WHAT IS BEING ASKED: Copy every line from the data below in which the string "annotation" can be found.

ENTRIES SUPPLIED:
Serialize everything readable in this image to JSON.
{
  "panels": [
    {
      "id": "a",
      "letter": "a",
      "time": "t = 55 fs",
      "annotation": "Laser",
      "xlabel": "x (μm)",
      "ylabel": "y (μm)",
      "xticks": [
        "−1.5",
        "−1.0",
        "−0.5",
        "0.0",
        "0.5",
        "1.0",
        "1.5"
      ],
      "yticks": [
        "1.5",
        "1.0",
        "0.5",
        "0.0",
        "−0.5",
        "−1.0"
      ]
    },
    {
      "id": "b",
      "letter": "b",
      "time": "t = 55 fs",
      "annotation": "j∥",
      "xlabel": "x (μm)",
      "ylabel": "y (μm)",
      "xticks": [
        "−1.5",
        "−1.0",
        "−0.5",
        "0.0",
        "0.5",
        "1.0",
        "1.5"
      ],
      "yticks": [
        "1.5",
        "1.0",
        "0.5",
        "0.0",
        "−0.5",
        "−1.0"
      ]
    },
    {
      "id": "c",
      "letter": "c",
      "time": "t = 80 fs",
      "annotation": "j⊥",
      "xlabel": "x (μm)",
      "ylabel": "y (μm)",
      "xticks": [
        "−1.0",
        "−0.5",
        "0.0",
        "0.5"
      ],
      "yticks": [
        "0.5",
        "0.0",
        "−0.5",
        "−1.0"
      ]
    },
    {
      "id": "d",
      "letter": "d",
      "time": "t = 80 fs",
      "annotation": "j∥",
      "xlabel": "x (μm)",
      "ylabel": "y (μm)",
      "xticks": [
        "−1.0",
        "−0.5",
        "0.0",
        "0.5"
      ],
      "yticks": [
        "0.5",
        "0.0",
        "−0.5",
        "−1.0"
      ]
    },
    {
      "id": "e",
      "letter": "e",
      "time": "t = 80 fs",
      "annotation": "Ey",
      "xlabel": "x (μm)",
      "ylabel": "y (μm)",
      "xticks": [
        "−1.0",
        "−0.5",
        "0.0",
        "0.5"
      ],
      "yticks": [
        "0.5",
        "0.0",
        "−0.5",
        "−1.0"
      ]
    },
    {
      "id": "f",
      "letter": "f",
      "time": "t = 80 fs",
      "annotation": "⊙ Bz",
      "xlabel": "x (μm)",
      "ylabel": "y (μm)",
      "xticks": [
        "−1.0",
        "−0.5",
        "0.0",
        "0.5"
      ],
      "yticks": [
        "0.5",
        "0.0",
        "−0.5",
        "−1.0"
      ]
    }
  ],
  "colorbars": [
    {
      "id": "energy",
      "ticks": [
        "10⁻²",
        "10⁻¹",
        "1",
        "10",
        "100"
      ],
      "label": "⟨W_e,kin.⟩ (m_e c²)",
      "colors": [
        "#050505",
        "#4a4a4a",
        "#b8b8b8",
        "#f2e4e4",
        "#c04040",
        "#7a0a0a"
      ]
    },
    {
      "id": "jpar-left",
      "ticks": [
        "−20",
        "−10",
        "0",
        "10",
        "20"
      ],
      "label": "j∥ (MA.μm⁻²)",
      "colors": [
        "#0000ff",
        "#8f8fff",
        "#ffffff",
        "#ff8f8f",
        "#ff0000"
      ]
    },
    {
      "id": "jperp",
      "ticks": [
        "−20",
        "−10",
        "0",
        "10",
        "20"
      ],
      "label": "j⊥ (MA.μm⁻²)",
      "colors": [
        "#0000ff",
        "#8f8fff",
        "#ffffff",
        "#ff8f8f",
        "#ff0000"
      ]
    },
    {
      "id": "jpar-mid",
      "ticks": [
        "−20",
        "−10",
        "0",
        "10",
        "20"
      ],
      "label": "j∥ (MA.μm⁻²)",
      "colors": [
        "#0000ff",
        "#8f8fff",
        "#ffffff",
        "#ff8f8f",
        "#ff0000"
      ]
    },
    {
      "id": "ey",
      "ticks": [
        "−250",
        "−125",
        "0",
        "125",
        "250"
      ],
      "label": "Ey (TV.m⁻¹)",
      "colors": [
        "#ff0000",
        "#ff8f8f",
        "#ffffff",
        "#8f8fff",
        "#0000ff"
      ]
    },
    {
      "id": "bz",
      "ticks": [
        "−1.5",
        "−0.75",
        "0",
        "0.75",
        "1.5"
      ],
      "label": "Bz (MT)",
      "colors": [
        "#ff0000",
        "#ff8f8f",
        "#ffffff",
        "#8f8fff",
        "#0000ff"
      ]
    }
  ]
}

FINISHED TASK:
      "annotation": "Laser",
      "annotation": "j∥",
      "annotation": "j⊥",
      "annotation": "j∥",
      "annotation": "Ey",
      "annotation": "⊙ Bz",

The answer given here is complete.